| Data |
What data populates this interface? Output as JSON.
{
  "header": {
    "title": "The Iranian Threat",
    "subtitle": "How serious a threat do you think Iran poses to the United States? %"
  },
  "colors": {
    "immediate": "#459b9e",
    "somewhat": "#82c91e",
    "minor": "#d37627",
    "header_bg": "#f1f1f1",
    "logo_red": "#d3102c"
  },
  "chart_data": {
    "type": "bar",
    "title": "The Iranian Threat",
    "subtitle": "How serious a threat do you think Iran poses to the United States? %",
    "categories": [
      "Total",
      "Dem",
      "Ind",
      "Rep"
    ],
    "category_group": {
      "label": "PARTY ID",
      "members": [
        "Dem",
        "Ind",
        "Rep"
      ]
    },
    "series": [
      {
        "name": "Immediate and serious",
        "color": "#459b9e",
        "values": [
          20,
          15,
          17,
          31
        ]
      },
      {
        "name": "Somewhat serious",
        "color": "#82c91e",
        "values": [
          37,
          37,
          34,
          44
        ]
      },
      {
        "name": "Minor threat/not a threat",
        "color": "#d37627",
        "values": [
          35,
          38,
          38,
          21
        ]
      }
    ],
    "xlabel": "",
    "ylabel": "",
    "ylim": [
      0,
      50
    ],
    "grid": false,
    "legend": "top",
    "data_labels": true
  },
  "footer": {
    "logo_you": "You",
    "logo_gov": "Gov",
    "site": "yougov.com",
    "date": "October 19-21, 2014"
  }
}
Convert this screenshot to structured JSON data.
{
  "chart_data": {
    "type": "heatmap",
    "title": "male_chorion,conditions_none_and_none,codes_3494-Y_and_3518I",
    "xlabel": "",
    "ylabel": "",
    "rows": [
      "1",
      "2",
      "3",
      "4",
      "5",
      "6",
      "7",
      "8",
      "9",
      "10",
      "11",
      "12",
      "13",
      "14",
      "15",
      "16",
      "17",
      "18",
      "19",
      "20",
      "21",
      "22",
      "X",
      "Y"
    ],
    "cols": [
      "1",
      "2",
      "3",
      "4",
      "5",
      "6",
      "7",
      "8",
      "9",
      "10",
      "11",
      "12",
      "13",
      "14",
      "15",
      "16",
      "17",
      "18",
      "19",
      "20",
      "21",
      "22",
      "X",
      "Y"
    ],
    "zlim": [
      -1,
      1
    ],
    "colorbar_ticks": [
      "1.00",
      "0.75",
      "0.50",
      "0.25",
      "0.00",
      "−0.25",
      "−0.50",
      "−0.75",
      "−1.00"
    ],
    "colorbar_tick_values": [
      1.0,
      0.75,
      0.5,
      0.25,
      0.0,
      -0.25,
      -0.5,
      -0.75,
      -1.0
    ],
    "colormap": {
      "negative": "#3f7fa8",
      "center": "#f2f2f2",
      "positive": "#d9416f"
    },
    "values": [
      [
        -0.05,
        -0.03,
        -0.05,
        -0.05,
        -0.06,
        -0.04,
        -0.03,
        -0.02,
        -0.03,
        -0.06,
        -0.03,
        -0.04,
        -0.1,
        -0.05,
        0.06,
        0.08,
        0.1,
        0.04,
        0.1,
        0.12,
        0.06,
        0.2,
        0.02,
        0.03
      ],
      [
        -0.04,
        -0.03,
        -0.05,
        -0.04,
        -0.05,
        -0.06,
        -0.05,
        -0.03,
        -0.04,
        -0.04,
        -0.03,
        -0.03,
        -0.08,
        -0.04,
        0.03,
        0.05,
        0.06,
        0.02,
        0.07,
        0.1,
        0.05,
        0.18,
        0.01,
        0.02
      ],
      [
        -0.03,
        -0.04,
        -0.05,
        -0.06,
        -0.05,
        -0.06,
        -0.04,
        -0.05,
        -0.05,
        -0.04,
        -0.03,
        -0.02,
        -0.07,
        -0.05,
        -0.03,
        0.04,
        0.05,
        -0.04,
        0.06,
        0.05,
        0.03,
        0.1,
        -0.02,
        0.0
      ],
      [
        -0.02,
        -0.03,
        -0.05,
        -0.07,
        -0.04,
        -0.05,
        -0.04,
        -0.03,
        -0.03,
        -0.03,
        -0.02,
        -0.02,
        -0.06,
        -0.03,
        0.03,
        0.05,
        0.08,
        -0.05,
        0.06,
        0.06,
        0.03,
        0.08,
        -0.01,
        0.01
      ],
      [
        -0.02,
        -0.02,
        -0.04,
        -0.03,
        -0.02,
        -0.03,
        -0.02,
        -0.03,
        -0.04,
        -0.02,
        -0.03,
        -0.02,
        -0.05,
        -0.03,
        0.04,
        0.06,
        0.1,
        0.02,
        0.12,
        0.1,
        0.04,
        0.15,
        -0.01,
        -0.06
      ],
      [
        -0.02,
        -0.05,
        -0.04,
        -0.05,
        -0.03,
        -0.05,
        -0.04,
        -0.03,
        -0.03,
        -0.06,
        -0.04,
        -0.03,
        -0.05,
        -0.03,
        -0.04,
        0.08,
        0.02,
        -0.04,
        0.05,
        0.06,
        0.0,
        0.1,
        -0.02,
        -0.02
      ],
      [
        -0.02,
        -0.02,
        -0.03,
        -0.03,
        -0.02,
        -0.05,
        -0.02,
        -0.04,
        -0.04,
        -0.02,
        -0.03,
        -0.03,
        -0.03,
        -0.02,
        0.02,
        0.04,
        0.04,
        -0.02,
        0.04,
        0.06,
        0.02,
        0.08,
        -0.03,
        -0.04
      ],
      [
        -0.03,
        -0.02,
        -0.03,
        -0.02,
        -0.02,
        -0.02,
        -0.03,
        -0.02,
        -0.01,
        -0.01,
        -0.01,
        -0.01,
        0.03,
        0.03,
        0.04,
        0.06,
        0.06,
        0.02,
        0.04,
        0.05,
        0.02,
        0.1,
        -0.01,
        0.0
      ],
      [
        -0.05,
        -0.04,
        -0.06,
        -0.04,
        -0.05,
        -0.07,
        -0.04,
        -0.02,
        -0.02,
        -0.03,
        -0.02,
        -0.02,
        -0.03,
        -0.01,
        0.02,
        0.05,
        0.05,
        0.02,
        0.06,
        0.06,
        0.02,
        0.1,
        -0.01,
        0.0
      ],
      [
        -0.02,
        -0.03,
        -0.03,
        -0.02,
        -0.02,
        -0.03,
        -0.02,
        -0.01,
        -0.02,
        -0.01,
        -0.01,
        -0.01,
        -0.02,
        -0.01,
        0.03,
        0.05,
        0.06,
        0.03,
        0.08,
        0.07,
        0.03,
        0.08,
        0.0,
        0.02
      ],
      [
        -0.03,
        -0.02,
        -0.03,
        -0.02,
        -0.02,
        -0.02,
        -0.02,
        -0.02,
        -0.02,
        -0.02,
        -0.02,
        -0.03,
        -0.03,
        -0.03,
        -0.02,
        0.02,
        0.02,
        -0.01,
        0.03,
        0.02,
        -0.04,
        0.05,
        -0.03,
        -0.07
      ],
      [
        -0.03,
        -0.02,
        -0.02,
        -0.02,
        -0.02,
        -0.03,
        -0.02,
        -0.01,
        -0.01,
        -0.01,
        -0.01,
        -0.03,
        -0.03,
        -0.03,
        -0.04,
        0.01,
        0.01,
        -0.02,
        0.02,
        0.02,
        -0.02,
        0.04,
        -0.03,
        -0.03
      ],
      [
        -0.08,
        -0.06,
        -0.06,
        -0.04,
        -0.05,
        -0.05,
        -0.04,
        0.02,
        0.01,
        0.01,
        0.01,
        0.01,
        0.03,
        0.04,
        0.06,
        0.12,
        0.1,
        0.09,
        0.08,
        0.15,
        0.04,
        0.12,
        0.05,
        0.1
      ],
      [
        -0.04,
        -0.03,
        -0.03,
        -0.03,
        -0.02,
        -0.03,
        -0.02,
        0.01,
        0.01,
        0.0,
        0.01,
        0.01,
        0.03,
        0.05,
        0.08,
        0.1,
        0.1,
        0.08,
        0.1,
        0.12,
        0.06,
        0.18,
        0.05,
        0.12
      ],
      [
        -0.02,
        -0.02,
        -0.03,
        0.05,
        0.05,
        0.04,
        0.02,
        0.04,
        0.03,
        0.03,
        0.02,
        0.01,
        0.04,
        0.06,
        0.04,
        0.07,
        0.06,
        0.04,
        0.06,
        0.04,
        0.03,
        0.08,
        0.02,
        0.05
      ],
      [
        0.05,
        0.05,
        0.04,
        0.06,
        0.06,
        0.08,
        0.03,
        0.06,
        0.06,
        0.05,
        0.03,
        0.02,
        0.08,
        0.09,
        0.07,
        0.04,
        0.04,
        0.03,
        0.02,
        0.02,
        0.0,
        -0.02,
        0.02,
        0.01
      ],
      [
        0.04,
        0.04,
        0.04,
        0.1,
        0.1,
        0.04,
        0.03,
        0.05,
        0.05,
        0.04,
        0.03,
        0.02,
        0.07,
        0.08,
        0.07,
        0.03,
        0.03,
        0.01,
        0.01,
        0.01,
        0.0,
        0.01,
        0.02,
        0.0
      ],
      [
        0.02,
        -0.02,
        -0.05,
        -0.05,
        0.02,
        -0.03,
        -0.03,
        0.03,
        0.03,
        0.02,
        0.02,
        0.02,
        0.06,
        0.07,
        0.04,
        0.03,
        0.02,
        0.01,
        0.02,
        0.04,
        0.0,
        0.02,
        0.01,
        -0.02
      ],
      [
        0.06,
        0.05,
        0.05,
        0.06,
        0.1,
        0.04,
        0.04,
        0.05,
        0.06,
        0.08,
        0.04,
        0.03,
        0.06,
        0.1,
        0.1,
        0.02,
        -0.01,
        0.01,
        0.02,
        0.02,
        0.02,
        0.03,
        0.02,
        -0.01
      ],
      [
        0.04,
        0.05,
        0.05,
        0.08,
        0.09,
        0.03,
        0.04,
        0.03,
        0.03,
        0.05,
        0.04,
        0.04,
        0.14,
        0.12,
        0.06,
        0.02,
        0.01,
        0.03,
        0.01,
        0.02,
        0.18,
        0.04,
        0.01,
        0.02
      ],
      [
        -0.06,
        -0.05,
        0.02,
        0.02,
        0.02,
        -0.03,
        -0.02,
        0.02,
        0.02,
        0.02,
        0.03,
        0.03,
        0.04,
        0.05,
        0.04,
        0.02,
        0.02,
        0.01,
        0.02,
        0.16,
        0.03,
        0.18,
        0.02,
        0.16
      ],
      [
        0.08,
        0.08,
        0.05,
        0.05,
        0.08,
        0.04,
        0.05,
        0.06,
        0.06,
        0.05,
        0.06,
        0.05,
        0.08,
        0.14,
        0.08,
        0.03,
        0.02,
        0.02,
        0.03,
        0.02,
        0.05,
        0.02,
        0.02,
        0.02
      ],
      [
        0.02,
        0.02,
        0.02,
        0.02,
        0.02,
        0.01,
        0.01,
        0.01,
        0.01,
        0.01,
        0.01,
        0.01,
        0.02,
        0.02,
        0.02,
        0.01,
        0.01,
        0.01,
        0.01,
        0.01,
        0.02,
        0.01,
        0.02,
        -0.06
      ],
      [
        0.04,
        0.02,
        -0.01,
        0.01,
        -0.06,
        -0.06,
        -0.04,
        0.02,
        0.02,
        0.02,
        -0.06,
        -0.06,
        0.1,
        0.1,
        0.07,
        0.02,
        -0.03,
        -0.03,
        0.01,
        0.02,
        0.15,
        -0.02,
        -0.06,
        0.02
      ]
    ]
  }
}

| Written request |
Gather up every line from the listing above in which the word "poses" occurs.

| In response |
    "subtitle": "How serious a threat do you think Iran poses to the United States? %"
    "subtitle": "How serious a threat do you think Iran poses to the United States? %",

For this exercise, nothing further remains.